GOAL
Which lines in the entries below contain the word "Windows"? Extract each of them in full, and treat uppercase and lowercase letters as different.

— begin RECORDED DATA —

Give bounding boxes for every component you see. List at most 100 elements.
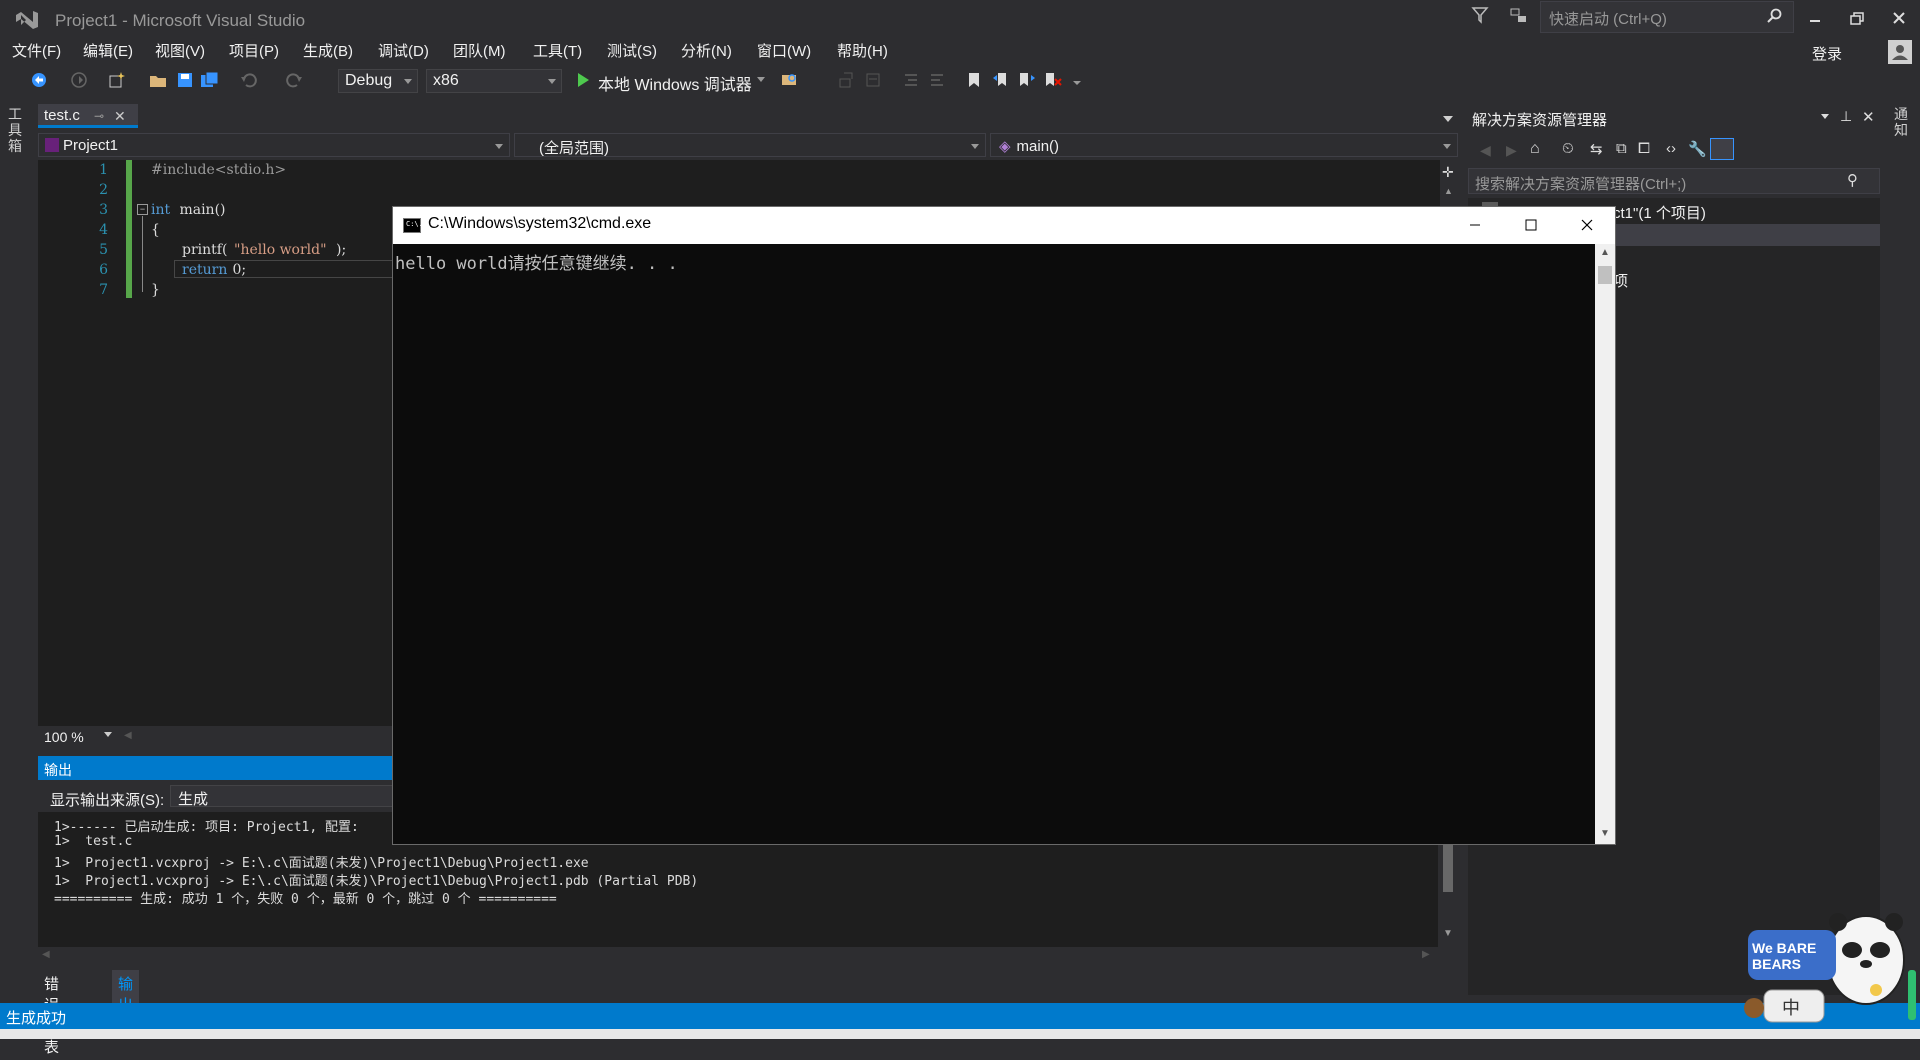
save-icon[interactable] [176,71,194,89]
forward-icon[interactable] [70,71,88,89]
scope-dropdown[interactable]: (全局范围) [514,133,986,157]
window-position-icon[interactable] [1821,114,1829,119]
cmd-maximize-button[interactable] [1503,207,1559,244]
quick-launch-search[interactable]: 快速启动 (Ctrl+Q) [1540,1,1794,33]
menu-edit[interactable]: 编辑(E) [83,40,133,61]
collapse-all-icon[interactable]: ⧉ [1616,140,1627,157]
code-line-1: #include<stdio.h> [151,162,287,178]
bookmark-icon[interactable] [966,71,982,89]
menu-build[interactable]: 生成(B) [303,40,353,61]
restore-button[interactable] [1837,4,1877,32]
comment-lines-icon[interactable] [902,71,920,89]
notification-filter-icon[interactable] [1471,6,1489,24]
scroll-thumb[interactable] [1443,842,1453,892]
clear-bookmarks-icon[interactable] [1044,71,1062,89]
scroll-left-icon[interactable]: ◀ [42,949,50,960]
home-icon[interactable]: ⌂ [1530,140,1540,158]
menu-view[interactable]: 视图(V) [155,40,205,61]
open-file-icon[interactable] [148,71,168,89]
toolbox-tab[interactable]: 工具箱 [8,106,26,154]
menu-test[interactable]: 测试(S) [607,40,657,61]
menu-analyze[interactable]: 分析(N) [681,40,732,61]
chevron-down-icon[interactable] [756,76,766,84]
scroll-left-icon[interactable]: ◀ [124,730,132,741]
ime-mode-indicator[interactable]: 中 [1782,994,1800,1020]
tab-test-c[interactable]: test.c ⊸ ✕ [38,104,138,128]
redo-icon[interactable] [285,71,303,89]
forward-icon[interactable]: ▶ [1506,142,1517,159]
search-icon[interactable]: ⚲ [1847,171,1858,189]
close-panel-icon[interactable]: ✕ [1862,108,1875,126]
chevron-down-icon[interactable] [104,732,112,737]
notifications-tab[interactable]: 通知 [1894,106,1912,138]
scroll-up-icon[interactable]: ▲ [1600,247,1610,258]
menu-window[interactable]: 窗口(W) [757,40,811,61]
pending-changes-filter-icon[interactable]: ⏲ [1562,140,1574,157]
find-in-files-icon[interactable] [780,71,800,89]
title-bar: Project1 - Microsoft Visual Studio 快速启动 … [0,0,1920,40]
output-line: 1> Project1.vcxproj -> E:\.c\面试题(未发)\Pro… [54,856,589,871]
output-source-select[interactable]: 生成 [170,785,410,808]
cmd-vertical-scrollbar[interactable]: ▲ ▼ [1595,244,1615,844]
close-window-button[interactable] [1879,4,1919,32]
cmd-console-window[interactable]: C:\. C:\Windows\system32\cmd.exe hello w… [393,207,1615,844]
search-icon[interactable] [1767,8,1783,24]
collapse-outline-icon[interactable]: − [137,204,148,215]
solution-platform-select[interactable]: x86 [426,69,562,93]
scroll-right-icon[interactable]: ▶ [1422,949,1430,960]
menu-tools[interactable]: 工具(T) [533,40,582,61]
scroll-down-icon[interactable]: ▼ [1600,828,1610,839]
menu-help[interactable]: 帮助(H) [837,40,888,61]
menu-team[interactable]: 团队(M) [453,40,506,61]
cmd-minimize-button[interactable] [1447,207,1503,244]
view-code-icon[interactable]: ‹› [1666,140,1676,157]
pin-icon[interactable]: ⊸ [94,104,104,128]
member-dropdown[interactable]: ◈ main() [990,133,1458,157]
back-icon[interactable]: ◀ [1480,142,1491,159]
uncomment-lines-icon[interactable] [928,71,946,89]
cmd-title-bar[interactable]: C:\. C:\Windows\system32\cmd.exe [393,207,1615,244]
menu-debug[interactable]: 调试(D) [378,40,429,61]
start-debugging-play-icon[interactable] [576,72,590,88]
account-avatar-icon[interactable] [1888,40,1912,64]
show-all-files-icon[interactable]: ⧠ [1638,140,1650,157]
solution-node-label[interactable]: ct1"(1 个项目) [1613,202,1706,223]
login-link[interactable]: 登录 [1812,43,1842,64]
tab-list-dropdown-icon[interactable] [1443,116,1453,122]
status-bar: 生成成功 [0,1003,1920,1029]
step-over-icon[interactable] [864,71,882,89]
right-tool-strip [1890,98,1920,1003]
undo-icon[interactable] [240,71,258,89]
output-horizontal-scrollbar[interactable]: ◀ ▶ [38,947,1438,965]
sync-icon[interactable]: ⇆ [1590,140,1603,158]
quick-launch-placeholder: 快速启动 (Ctrl+Q) [1549,11,1667,28]
properties-wrench-icon[interactable]: 🔧 [1688,140,1707,158]
tree-item-label[interactable]: 项 [1613,270,1628,291]
menu-project[interactable]: 项目(P) [229,40,279,61]
back-icon[interactable] [30,71,48,89]
scroll-down-icon[interactable]: ▼ [1443,928,1453,939]
code-line-5-end: ); [336,242,347,258]
pin-icon[interactable]: ⊥ [1840,108,1852,125]
close-tab-icon[interactable]: ✕ [114,104,126,128]
start-debugging-button[interactable]: 本地 Windows 调试器 [598,71,752,95]
scroll-thumb[interactable] [1598,266,1612,284]
standard-toolbar: Debug x86 本地 Windows 调试器 [0,64,1920,98]
feedback-icon[interactable] [1509,6,1529,26]
new-project-icon[interactable] [107,71,127,89]
cmd-close-button[interactable] [1559,207,1615,244]
preview-selected-icon[interactable] [1710,138,1734,160]
scroll-up-icon[interactable]: ▲ [1444,186,1453,196]
previous-bookmark-icon[interactable] [992,71,1010,89]
split-window-icon[interactable]: ✛ [1442,164,1454,181]
solution-configuration-select[interactable]: Debug [338,69,418,93]
save-all-icon[interactable] [200,71,220,89]
zoom-level[interactable]: 100 % [44,729,84,745]
solution-search-input[interactable]: 搜索解决方案资源管理器(Ctrl+;) ⚲ [1468,168,1880,194]
next-bookmark-icon[interactable] [1018,71,1036,89]
project-dropdown[interactable]: Project1 [38,133,510,157]
step-into-icon[interactable] [838,71,856,89]
minimize-button[interactable] [1795,4,1835,32]
menu-file[interactable]: 文件(F) [12,40,61,61]
toolbar-options-icon[interactable] [1072,78,1082,86]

— end RECORDED DATA —

EXERCISE RESPONSE
cmd-console-window[interactable]: C:\. C:\Windows\system32\cmd.exe hello w… [393,207,1615,844]
cmd-title-bar[interactable]: C:\. C:\Windows\system32\cmd.exe [393,207,1615,244]
start-debugging-button[interactable]: 本地 Windows 调试器 [598,71,752,95]
standard-toolbar: Debug x86 本地 Windows 调试器 [0,64,1920,98]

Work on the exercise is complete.